Problem statement
Transcribe the whole listing below without changing a word, but leave out every image.

start Task data

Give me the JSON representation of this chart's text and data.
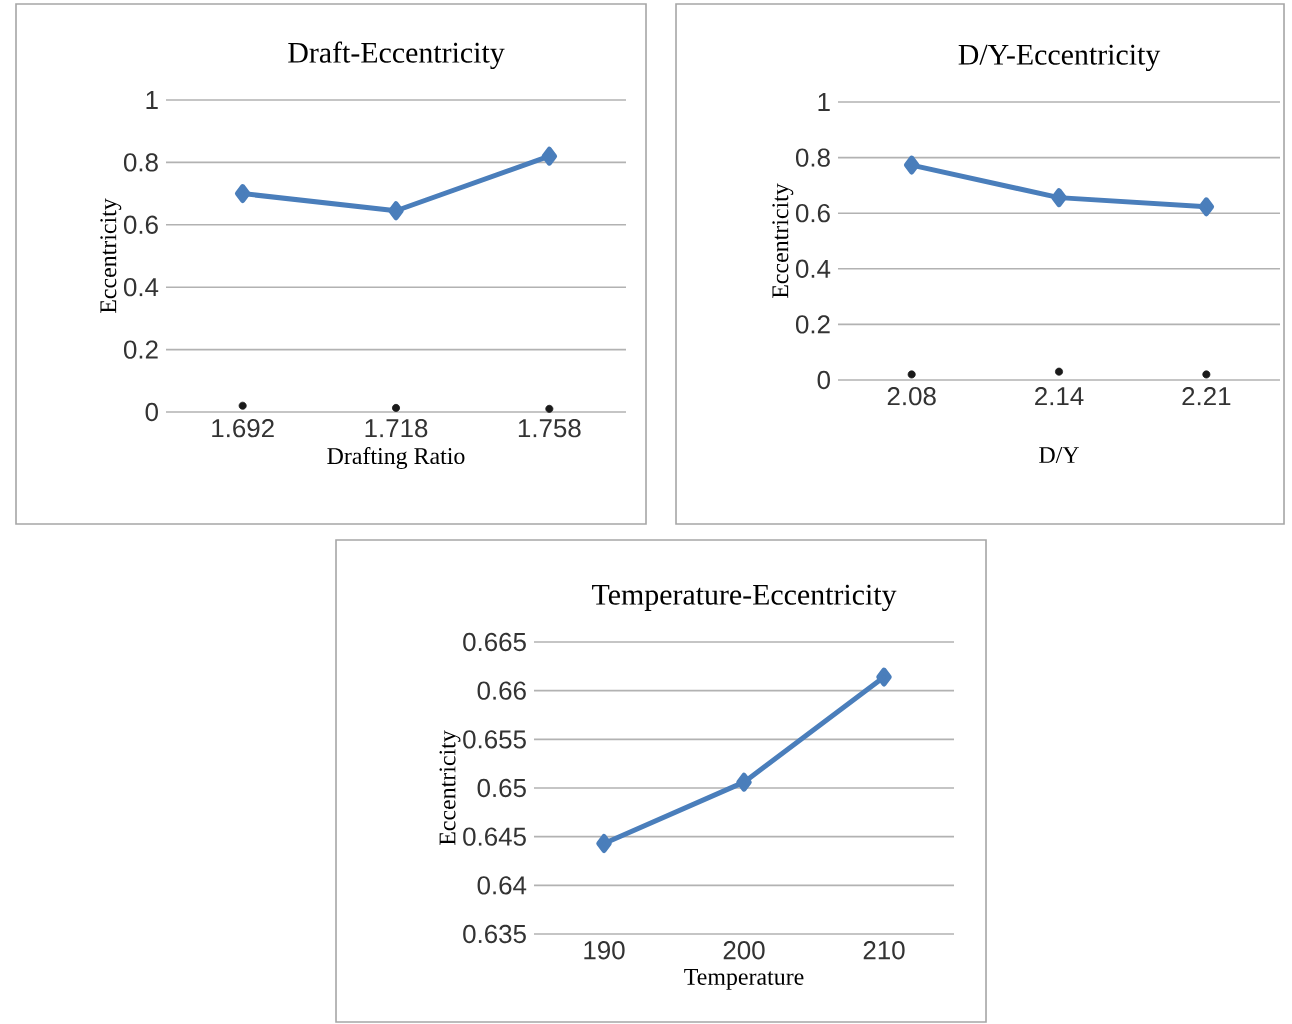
{
  "chart_data": [
    {
      "type": "line",
      "title": "Draft-Eccentricity",
      "xlabel": "Drafting Ratio",
      "ylabel": "Eccentricity",
      "categories": [
        "1.692",
        "1.718",
        "1.758"
      ],
      "ylim": [
        0,
        1
      ],
      "yticks": [
        0,
        0.2,
        0.4,
        0.6,
        0.8,
        1
      ],
      "grid": "y",
      "series": [
        {
          "color": "#4a7ebb",
          "marker": "diamond",
          "values": [
            0.7,
            0.645,
            0.82
          ]
        },
        {
          "type": "scatter",
          "color": "#1a1a1a",
          "marker": "circle",
          "values": [
            0.02,
            0.013,
            0.01
          ]
        }
      ]
    },
    {
      "type": "line",
      "title": "D/Y-Eccentricity",
      "xlabel": "D/Y",
      "ylabel": "Eccentricity",
      "categories": [
        "2.08",
        "2.14",
        "2.21"
      ],
      "ylim": [
        0,
        1
      ],
      "yticks": [
        0,
        0.2,
        0.4,
        0.6,
        0.8,
        1
      ],
      "grid": "y",
      "series": [
        {
          "color": "#4a7ebb",
          "marker": "diamond",
          "values": [
            0.773,
            0.656,
            0.623
          ]
        },
        {
          "type": "scatter",
          "color": "#1a1a1a",
          "marker": "circle",
          "values": [
            0.02,
            0.03,
            0.02
          ]
        }
      ]
    },
    {
      "type": "line",
      "title": "Temperature-Eccentricity",
      "xlabel": "Temperature",
      "ylabel": "Eccentricity",
      "categories": [
        "190",
        "200",
        "210"
      ],
      "ylim": [
        0.635,
        0.665
      ],
      "yticks": [
        0.635,
        0.64,
        0.645,
        0.65,
        0.655,
        0.66,
        0.665
      ],
      "grid": "y",
      "series": [
        {
          "color": "#4a7ebb",
          "marker": "diamond",
          "values": [
            0.6443,
            0.6506,
            0.6614
          ]
        }
      ]
    }
  ]
}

end Task data

Result
Give me the JSON representation of this chart's text and data.
{
  "chart_data": [
    {
      "type": "line",
      "title": "Draft-Eccentricity",
      "xlabel": "Drafting Ratio",
      "ylabel": "Eccentricity",
      "categories": [
        "1.692",
        "1.718",
        "1.758"
      ],
      "ylim": [
        0,
        1
      ],
      "yticks": [
        0,
        0.2,
        0.4,
        0.6,
        0.8,
        1
      ],
      "grid": "y",
      "series": [
        {
          "color": "#4a7ebb",
          "marker": "diamond",
          "values": [
            0.7,
            0.645,
            0.82
          ]
        },
        {
          "type": "scatter",
          "color": "#1a1a1a",
          "marker": "circle",
          "values": [
            0.02,
            0.013,
            0.01
          ]
        }
      ]
    },
    {
      "type": "line",
      "title": "D/Y-Eccentricity",
      "xlabel": "D/Y",
      "ylabel": "Eccentricity",
      "categories": [
        "2.08",
        "2.14",
        "2.21"
      ],
      "ylim": [
        0,
        1
      ],
      "yticks": [
        0,
        0.2,
        0.4,
        0.6,
        0.8,
        1
      ],
      "grid": "y",
      "series": [
        {
          "color": "#4a7ebb",
          "marker": "diamond",
          "values": [
            0.773,
            0.656,
            0.623
          ]
        },
        {
          "type": "scatter",
          "color": "#1a1a1a",
          "marker": "circle",
          "values": [
            0.02,
            0.03,
            0.02
          ]
        }
      ]
    },
    {
      "type": "line",
      "title": "Temperature-Eccentricity",
      "xlabel": "Temperature",
      "ylabel": "Eccentricity",
      "categories": [
        "190",
        "200",
        "210"
      ],
      "ylim": [
        0.635,
        0.665
      ],
      "yticks": [
        0.635,
        0.64,
        0.645,
        0.65,
        0.655,
        0.66,
        0.665
      ],
      "grid": "y",
      "series": [
        {
          "color": "#4a7ebb",
          "marker": "diamond",
          "values": [
            0.6443,
            0.6506,
            0.6614
          ]
        }
      ]
    }
  ]
}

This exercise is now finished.